▶ **SHORT PROBLEM**:
Below are some records. Pull every line that contains the word "this".

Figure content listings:
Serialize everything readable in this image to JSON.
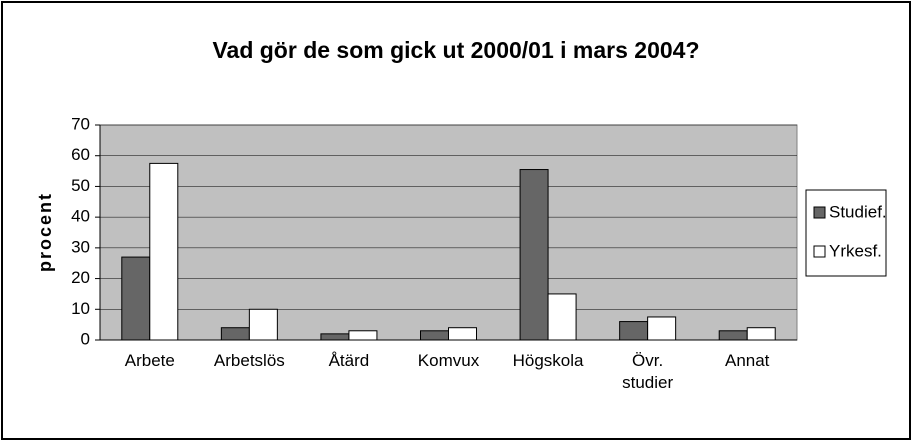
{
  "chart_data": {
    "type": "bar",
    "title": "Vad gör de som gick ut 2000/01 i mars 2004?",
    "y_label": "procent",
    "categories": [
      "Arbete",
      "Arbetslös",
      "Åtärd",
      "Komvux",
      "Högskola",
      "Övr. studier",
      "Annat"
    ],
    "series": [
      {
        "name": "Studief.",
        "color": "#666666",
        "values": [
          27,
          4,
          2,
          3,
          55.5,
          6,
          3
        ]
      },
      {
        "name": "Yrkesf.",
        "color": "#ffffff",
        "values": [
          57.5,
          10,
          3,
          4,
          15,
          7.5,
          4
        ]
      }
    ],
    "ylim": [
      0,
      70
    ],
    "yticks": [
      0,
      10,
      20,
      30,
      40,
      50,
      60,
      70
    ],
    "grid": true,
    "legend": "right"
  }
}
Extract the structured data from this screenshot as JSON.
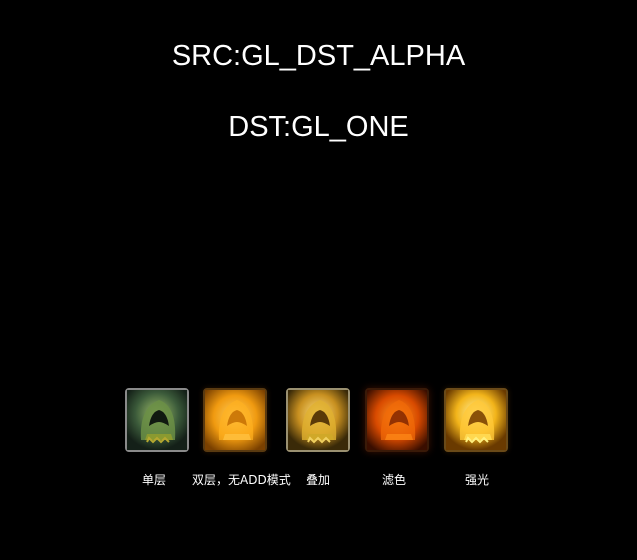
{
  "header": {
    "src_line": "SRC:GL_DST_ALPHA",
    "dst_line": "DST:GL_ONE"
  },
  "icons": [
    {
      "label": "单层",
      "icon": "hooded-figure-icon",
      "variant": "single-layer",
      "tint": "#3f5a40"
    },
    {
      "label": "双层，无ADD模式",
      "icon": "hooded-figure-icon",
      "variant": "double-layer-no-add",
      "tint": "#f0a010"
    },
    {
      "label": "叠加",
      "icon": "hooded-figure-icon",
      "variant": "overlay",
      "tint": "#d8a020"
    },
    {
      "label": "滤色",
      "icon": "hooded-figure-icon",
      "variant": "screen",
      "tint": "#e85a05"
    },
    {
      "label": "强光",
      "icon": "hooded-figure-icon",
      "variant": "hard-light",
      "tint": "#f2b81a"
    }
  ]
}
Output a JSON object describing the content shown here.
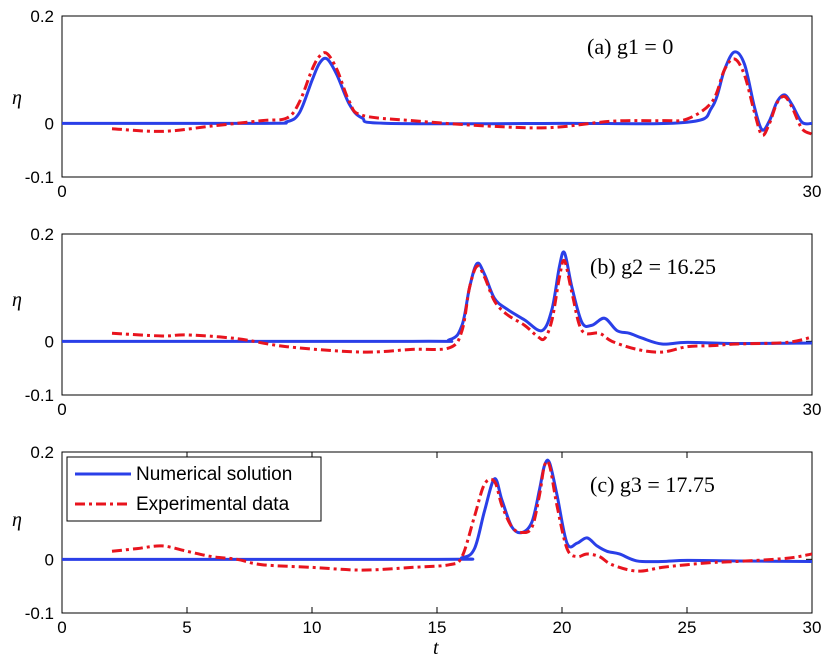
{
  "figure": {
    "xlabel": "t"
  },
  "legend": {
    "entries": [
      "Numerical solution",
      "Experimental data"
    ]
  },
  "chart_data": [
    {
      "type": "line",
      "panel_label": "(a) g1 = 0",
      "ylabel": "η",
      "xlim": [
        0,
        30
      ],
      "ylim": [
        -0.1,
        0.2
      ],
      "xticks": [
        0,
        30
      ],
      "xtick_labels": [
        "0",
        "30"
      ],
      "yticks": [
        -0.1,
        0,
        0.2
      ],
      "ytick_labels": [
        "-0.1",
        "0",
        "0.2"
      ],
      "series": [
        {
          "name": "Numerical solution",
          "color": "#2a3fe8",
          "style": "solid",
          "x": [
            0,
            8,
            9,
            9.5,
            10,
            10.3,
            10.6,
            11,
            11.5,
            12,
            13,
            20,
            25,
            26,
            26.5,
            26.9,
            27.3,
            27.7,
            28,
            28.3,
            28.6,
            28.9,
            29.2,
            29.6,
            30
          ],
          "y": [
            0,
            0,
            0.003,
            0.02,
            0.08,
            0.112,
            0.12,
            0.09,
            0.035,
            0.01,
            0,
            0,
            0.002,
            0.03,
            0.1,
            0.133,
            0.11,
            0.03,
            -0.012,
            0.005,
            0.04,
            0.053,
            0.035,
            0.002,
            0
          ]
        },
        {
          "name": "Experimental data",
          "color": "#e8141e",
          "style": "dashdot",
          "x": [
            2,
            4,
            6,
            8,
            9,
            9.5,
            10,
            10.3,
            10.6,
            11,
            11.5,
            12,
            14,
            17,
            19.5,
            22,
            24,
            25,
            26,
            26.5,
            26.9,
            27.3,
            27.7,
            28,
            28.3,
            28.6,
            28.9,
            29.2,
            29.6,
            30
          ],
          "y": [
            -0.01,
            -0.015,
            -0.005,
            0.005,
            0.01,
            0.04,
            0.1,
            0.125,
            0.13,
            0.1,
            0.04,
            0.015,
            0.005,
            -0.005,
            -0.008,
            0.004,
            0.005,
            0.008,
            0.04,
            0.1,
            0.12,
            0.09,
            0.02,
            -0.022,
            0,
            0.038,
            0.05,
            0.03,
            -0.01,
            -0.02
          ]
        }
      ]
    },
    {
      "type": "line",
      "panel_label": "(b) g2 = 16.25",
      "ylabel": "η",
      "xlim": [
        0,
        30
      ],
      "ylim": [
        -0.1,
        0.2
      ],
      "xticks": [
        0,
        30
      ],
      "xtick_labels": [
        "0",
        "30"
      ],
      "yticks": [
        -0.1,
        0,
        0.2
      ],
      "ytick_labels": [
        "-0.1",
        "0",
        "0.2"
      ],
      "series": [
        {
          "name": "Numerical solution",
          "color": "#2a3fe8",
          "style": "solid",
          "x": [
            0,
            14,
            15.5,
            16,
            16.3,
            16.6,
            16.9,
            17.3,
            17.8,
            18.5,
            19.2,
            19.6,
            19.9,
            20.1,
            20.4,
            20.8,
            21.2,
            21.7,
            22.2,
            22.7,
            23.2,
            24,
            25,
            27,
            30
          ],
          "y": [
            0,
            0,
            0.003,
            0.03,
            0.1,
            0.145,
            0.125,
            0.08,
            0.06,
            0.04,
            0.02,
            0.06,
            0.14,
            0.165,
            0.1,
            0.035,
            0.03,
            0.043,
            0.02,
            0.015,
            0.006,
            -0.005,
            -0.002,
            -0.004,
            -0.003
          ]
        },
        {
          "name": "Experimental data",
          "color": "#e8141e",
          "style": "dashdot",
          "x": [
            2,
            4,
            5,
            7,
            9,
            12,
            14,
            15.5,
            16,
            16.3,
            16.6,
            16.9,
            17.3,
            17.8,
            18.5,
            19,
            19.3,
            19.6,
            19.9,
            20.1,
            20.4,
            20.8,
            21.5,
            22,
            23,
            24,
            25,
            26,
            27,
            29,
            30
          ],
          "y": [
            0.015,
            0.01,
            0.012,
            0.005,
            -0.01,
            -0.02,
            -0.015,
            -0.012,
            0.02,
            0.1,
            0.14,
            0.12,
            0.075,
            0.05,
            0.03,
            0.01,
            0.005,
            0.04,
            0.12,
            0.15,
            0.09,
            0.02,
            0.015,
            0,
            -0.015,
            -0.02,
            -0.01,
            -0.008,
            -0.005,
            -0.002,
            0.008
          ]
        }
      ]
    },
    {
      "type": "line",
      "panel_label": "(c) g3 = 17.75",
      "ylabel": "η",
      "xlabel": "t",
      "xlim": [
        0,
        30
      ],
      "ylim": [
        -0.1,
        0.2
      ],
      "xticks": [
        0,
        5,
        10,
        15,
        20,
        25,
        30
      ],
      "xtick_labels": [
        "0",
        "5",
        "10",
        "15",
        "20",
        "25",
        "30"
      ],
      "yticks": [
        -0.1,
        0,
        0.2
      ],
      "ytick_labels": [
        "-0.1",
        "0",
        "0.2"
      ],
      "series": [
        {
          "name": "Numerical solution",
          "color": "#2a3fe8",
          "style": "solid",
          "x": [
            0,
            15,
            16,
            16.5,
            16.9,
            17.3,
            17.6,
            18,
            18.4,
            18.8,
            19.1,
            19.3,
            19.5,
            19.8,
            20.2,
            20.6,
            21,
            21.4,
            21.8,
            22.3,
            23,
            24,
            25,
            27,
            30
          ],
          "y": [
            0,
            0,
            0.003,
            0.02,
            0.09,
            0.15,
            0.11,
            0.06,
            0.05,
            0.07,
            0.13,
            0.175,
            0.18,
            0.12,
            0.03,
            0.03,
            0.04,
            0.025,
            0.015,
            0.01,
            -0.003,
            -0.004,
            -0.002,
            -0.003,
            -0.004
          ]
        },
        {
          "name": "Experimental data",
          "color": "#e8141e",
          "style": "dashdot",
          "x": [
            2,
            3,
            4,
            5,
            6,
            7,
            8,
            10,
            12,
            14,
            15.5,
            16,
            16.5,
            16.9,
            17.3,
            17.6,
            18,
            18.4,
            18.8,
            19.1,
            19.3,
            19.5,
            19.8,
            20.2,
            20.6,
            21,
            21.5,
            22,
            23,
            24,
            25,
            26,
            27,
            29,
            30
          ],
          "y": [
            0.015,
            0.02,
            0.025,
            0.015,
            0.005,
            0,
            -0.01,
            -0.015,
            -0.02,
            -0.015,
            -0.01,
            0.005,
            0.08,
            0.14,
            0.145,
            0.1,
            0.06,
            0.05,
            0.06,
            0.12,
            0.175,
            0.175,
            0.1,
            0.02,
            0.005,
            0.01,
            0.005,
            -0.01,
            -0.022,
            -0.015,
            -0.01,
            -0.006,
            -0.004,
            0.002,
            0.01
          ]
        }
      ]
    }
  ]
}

▶ **REPLY TO THE TASK**:
Serialize everything readable in this image to JSON.
Extract the structured data from this screenshot as JSON.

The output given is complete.